Output every line of the material exactly, omitting images.

________________________________________

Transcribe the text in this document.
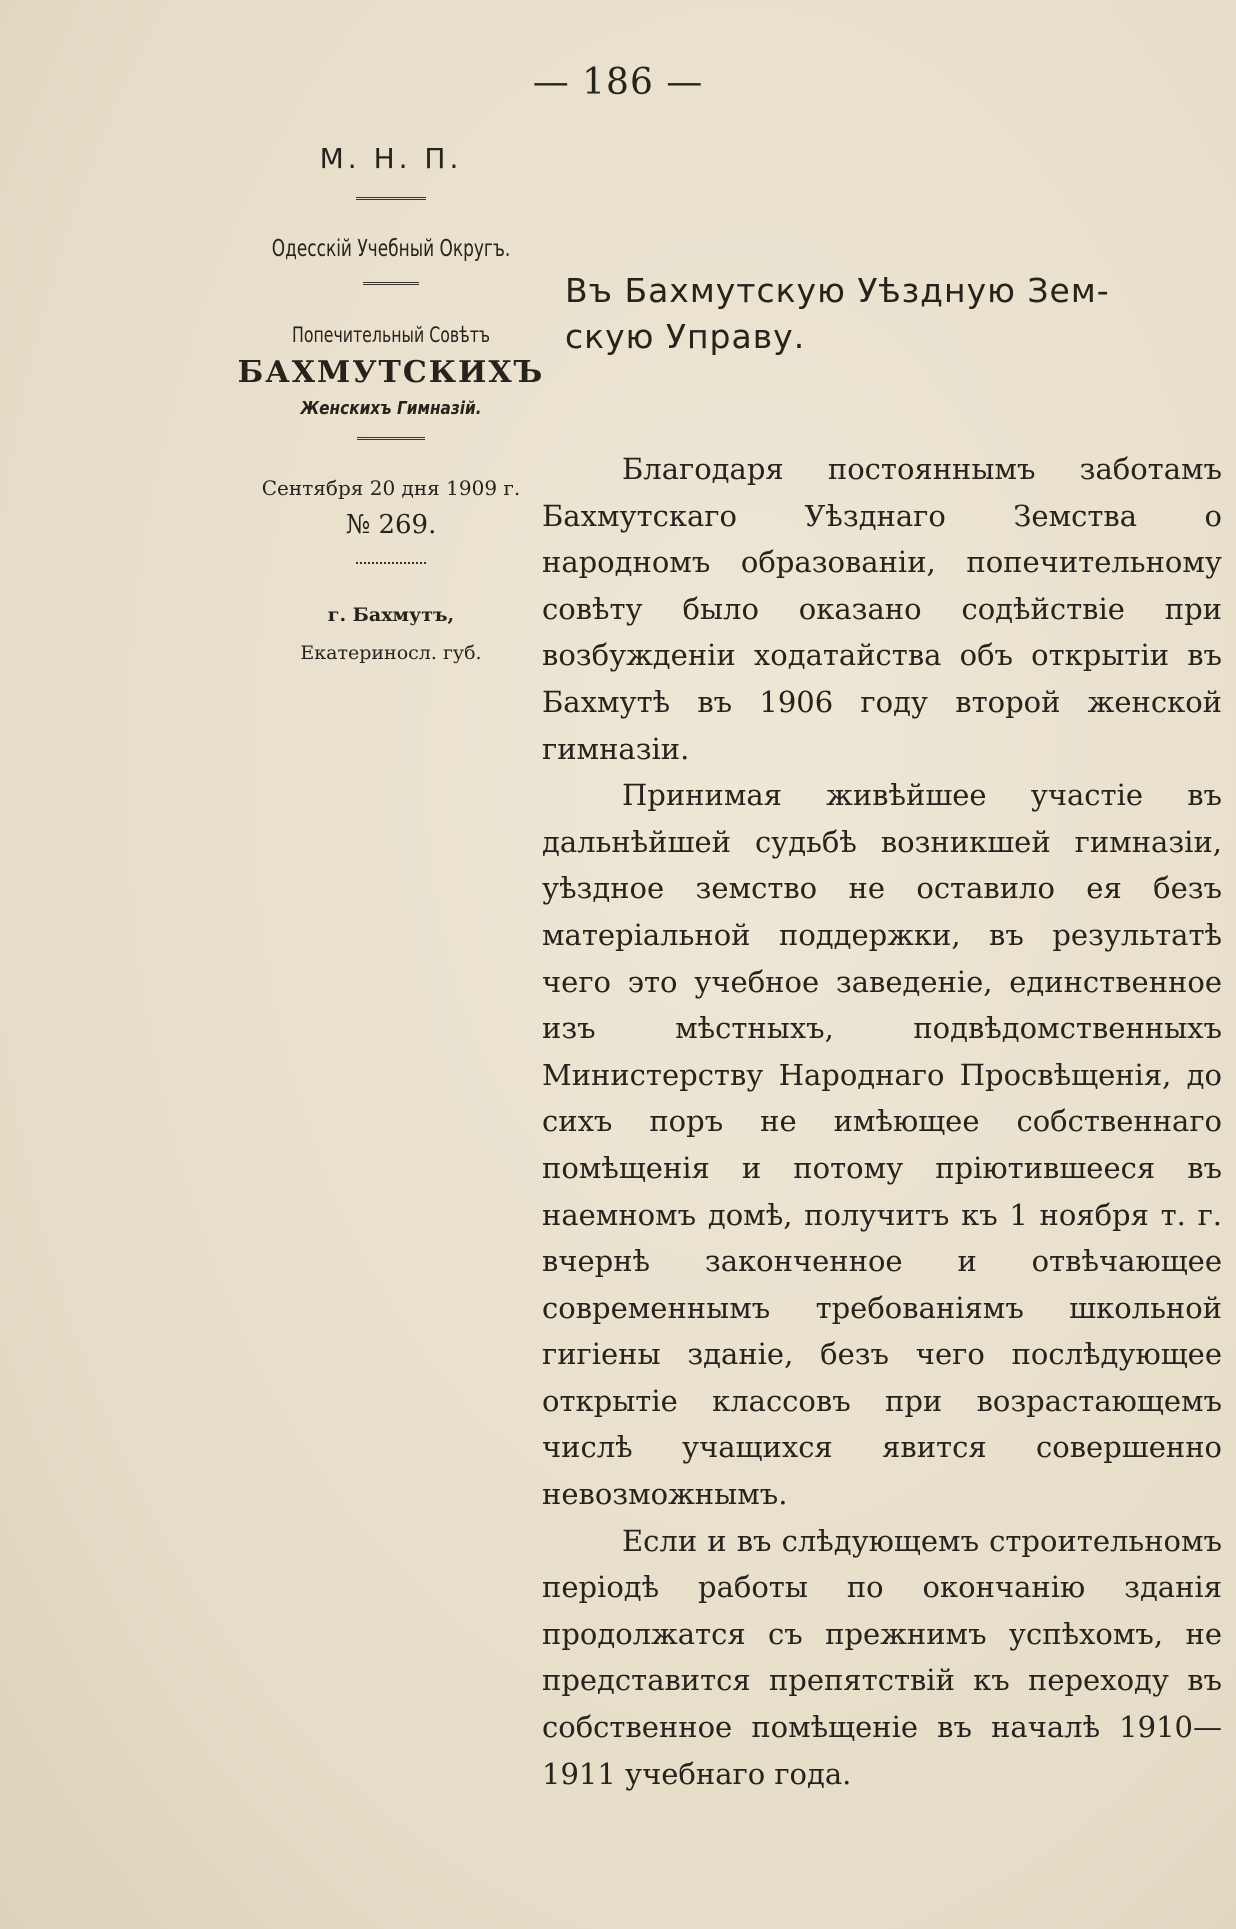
— 186 —
М. Н. П.
Одесскій Учебный Округъ.
Попечительный Совѣтъ
БАХМУТСКИХЪ
Женскихъ Гимназій.
Сентября 20 дня 1909 г.
№ 269.
г. Бахмутъ,
Екатериносл. губ.
Въ Бахмутскую Уѣздную Зем-

скую Управу.

Благодаря постояннымъ заботамъ Бахмутскаго Уѣзднаго Земства о народномъ образованіи, попечительному совѣту было оказано содѣйствіе при возбужденіи ходатайства объ открытіи въ Бахмутѣ въ 1906 году второй женской гимназіи.

Принимая живѣйшее участіе въ дальнѣйшей судьбѣ возникшей гимназіи, уѣздное земство не оставило ея безъ матеріальной поддержки, въ результатѣ чего это учебное заведеніе, единственное изъ мѣстныхъ, подвѣдомственныхъ Министерству Народнаго Просвѣщенія, до сихъ поръ не имѣющее собственнаго помѣщенія и потому пріютившееся въ наемномъ домѣ, получитъ къ 1 ноября т. г. вчернѣ законченное и отвѣчающее современнымъ требованіямъ школьной гигіены зданіе, безъ чего послѣдующее открытіе классовъ при возрастающемъ числѣ учащихся явится совершенно невозможнымъ.

Если и въ слѣдующемъ строительномъ періодѣ работы по окончанію зданія продолжатся съ прежнимъ успѣхомъ, не представится препятствій къ переходу въ собственное помѣщеніе въ началѣ 1910—1911 учебнаго года.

________________________________________

> Solution to this task
Transcribe the text in this document.
— 186 —
М. Н. П.
Одесскій Учебный Округъ.
Попечительный Совѣтъ
БАХМУТСКИХЪ
Женскихъ Гимназій.
Сентября 20 дня 1909 г.
№ 269.
г. Бахмутъ,
Екатериносл. губ.
Въ Бахмутскую Уѣздную Зем-

скую Управу.

Благодаря постояннымъ заботамъ Бахмутскаго Уѣзднаго Земства о народномъ образованіи, попечительному совѣту было оказано содѣйствіе при возбужденіи ходатайства объ открытіи въ Бахмутѣ въ 1906 году второй женской гимназіи.

Принимая живѣйшее участіе въ дальнѣйшей судьбѣ возникшей гимназіи, уѣздное земство не оставило ея безъ матеріальной поддержки, въ результатѣ чего это учебное заведеніе, единственное изъ мѣстныхъ, подвѣдомственныхъ Министерству Народнаго Просвѣщенія, до сихъ поръ не имѣющее собственнаго помѣщенія и потому пріютившееся въ наемномъ домѣ, получитъ къ 1 ноября т. г. вчернѣ законченное и отвѣчающее современнымъ требованіямъ школьной гигіены зданіе, безъ чего послѣдующее открытіе классовъ при возрастающемъ числѣ учащихся явится совершенно невозможнымъ.

Если и въ слѣдующемъ строительномъ періодѣ работы по окончанію зданія продолжатся съ прежнимъ успѣхомъ, не представится препятствій къ переходу въ собственное помѣщеніе въ началѣ 1910—1911 учебнаго года.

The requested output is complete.